Given exercise: Quote the listing in full, exactly as given, minus any pictures.

──────── Record excerpts ────────

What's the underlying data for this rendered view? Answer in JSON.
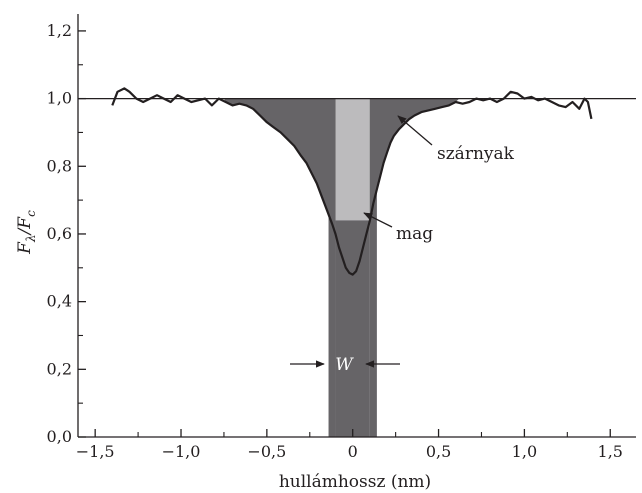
{
  "chart_data": {
    "type": "line",
    "title": "",
    "xlabel": "hullámhossz (nm)",
    "ylabel_main": "F",
    "ylabel_sub1": "λ",
    "ylabel_mid": "/F",
    "ylabel_sub2": "c",
    "xlim": [
      -1.6,
      1.65
    ],
    "ylim": [
      0.0,
      1.25
    ],
    "x_ticks": [
      -1.5,
      -1.0,
      -0.5,
      0.0,
      0.5,
      1.0,
      1.5
    ],
    "x_tick_labels": [
      "−1,5",
      "−1,0",
      "−0,5",
      "0",
      "0,5",
      "1,0",
      "1,5"
    ],
    "y_ticks": [
      0.0,
      0.2,
      0.4,
      0.6,
      0.8,
      1.0,
      1.2
    ],
    "y_tick_labels": [
      "0,0",
      "0,2",
      "0,4",
      "0,6",
      "0,8",
      "1,0",
      "1,2"
    ],
    "grid": false,
    "continuum_level": 1.0,
    "series": [
      {
        "x": [
          -1.4,
          -1.37,
          -1.33,
          -1.3,
          -1.26,
          -1.22,
          -1.18,
          -1.14,
          -1.1,
          -1.06,
          -1.02,
          -0.98,
          -0.94,
          -0.9,
          -0.86,
          -0.82,
          -0.78,
          -0.74,
          -0.7,
          -0.66,
          -0.62,
          -0.58,
          -0.54,
          -0.5,
          -0.46,
          -0.42,
          -0.38,
          -0.34,
          -0.3,
          -0.27,
          -0.24,
          -0.21,
          -0.18,
          -0.15,
          -0.12,
          -0.1,
          -0.08,
          -0.06,
          -0.04,
          -0.02,
          0.0,
          0.02,
          0.04,
          0.06,
          0.08,
          0.1,
          0.12,
          0.14,
          0.16,
          0.18,
          0.2,
          0.22,
          0.24,
          0.27,
          0.3,
          0.33,
          0.36,
          0.4,
          0.44,
          0.48,
          0.52,
          0.56,
          0.6,
          0.64,
          0.68,
          0.72,
          0.76,
          0.8,
          0.84,
          0.88,
          0.92,
          0.96,
          1.0,
          1.04,
          1.08,
          1.12,
          1.16,
          1.2,
          1.24,
          1.28,
          1.32,
          1.35,
          1.37,
          1.39
        ],
        "y": [
          0.98,
          1.02,
          1.03,
          1.02,
          1.0,
          0.99,
          1.0,
          1.01,
          1.0,
          0.99,
          1.01,
          1.0,
          0.99,
          0.995,
          1.0,
          0.98,
          1.0,
          0.99,
          0.98,
          0.985,
          0.98,
          0.97,
          0.95,
          0.93,
          0.915,
          0.9,
          0.88,
          0.86,
          0.83,
          0.81,
          0.78,
          0.75,
          0.71,
          0.67,
          0.63,
          0.6,
          0.56,
          0.53,
          0.5,
          0.485,
          0.48,
          0.49,
          0.52,
          0.56,
          0.6,
          0.64,
          0.69,
          0.73,
          0.77,
          0.81,
          0.84,
          0.87,
          0.89,
          0.91,
          0.925,
          0.94,
          0.95,
          0.96,
          0.965,
          0.97,
          0.975,
          0.98,
          0.99,
          0.985,
          0.99,
          1.0,
          0.995,
          1.0,
          0.99,
          1.0,
          1.02,
          1.015,
          1.0,
          1.005,
          0.995,
          1.0,
          0.99,
          0.98,
          0.975,
          0.99,
          0.97,
          1.0,
          0.99,
          0.94
        ]
      }
    ],
    "core_band": [
      -0.1,
      0.1
    ],
    "annotations": {
      "wings_label": "szárnyak",
      "core_label": "mag",
      "width_label": "W"
    },
    "colors": {
      "wing_fill": "#666467",
      "core_fill": "#bcbbbd",
      "line": "#231f20"
    }
  }
}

────────

Answer to this task:
What's the underlying data for this rendered view? Answer in JSON.
{
  "chart_data": {
    "type": "line",
    "title": "",
    "xlabel": "hullámhossz (nm)",
    "ylabel_main": "F",
    "ylabel_sub1": "λ",
    "ylabel_mid": "/F",
    "ylabel_sub2": "c",
    "xlim": [
      -1.6,
      1.65
    ],
    "ylim": [
      0.0,
      1.25
    ],
    "x_ticks": [
      -1.5,
      -1.0,
      -0.5,
      0.0,
      0.5,
      1.0,
      1.5
    ],
    "x_tick_labels": [
      "−1,5",
      "−1,0",
      "−0,5",
      "0",
      "0,5",
      "1,0",
      "1,5"
    ],
    "y_ticks": [
      0.0,
      0.2,
      0.4,
      0.6,
      0.8,
      1.0,
      1.2
    ],
    "y_tick_labels": [
      "0,0",
      "0,2",
      "0,4",
      "0,6",
      "0,8",
      "1,0",
      "1,2"
    ],
    "grid": false,
    "continuum_level": 1.0,
    "series": [
      {
        "x": [
          -1.4,
          -1.37,
          -1.33,
          -1.3,
          -1.26,
          -1.22,
          -1.18,
          -1.14,
          -1.1,
          -1.06,
          -1.02,
          -0.98,
          -0.94,
          -0.9,
          -0.86,
          -0.82,
          -0.78,
          -0.74,
          -0.7,
          -0.66,
          -0.62,
          -0.58,
          -0.54,
          -0.5,
          -0.46,
          -0.42,
          -0.38,
          -0.34,
          -0.3,
          -0.27,
          -0.24,
          -0.21,
          -0.18,
          -0.15,
          -0.12,
          -0.1,
          -0.08,
          -0.06,
          -0.04,
          -0.02,
          0.0,
          0.02,
          0.04,
          0.06,
          0.08,
          0.1,
          0.12,
          0.14,
          0.16,
          0.18,
          0.2,
          0.22,
          0.24,
          0.27,
          0.3,
          0.33,
          0.36,
          0.4,
          0.44,
          0.48,
          0.52,
          0.56,
          0.6,
          0.64,
          0.68,
          0.72,
          0.76,
          0.8,
          0.84,
          0.88,
          0.92,
          0.96,
          1.0,
          1.04,
          1.08,
          1.12,
          1.16,
          1.2,
          1.24,
          1.28,
          1.32,
          1.35,
          1.37,
          1.39
        ],
        "y": [
          0.98,
          1.02,
          1.03,
          1.02,
          1.0,
          0.99,
          1.0,
          1.01,
          1.0,
          0.99,
          1.01,
          1.0,
          0.99,
          0.995,
          1.0,
          0.98,
          1.0,
          0.99,
          0.98,
          0.985,
          0.98,
          0.97,
          0.95,
          0.93,
          0.915,
          0.9,
          0.88,
          0.86,
          0.83,
          0.81,
          0.78,
          0.75,
          0.71,
          0.67,
          0.63,
          0.6,
          0.56,
          0.53,
          0.5,
          0.485,
          0.48,
          0.49,
          0.52,
          0.56,
          0.6,
          0.64,
          0.69,
          0.73,
          0.77,
          0.81,
          0.84,
          0.87,
          0.89,
          0.91,
          0.925,
          0.94,
          0.95,
          0.96,
          0.965,
          0.97,
          0.975,
          0.98,
          0.99,
          0.985,
          0.99,
          1.0,
          0.995,
          1.0,
          0.99,
          1.0,
          1.02,
          1.015,
          1.0,
          1.005,
          0.995,
          1.0,
          0.99,
          0.98,
          0.975,
          0.99,
          0.97,
          1.0,
          0.99,
          0.94
        ]
      }
    ],
    "core_band": [
      -0.1,
      0.1
    ],
    "annotations": {
      "wings_label": "szárnyak",
      "core_label": "mag",
      "width_label": "W"
    },
    "colors": {
      "wing_fill": "#666467",
      "core_fill": "#bcbbbd",
      "line": "#231f20"
    }
  }
}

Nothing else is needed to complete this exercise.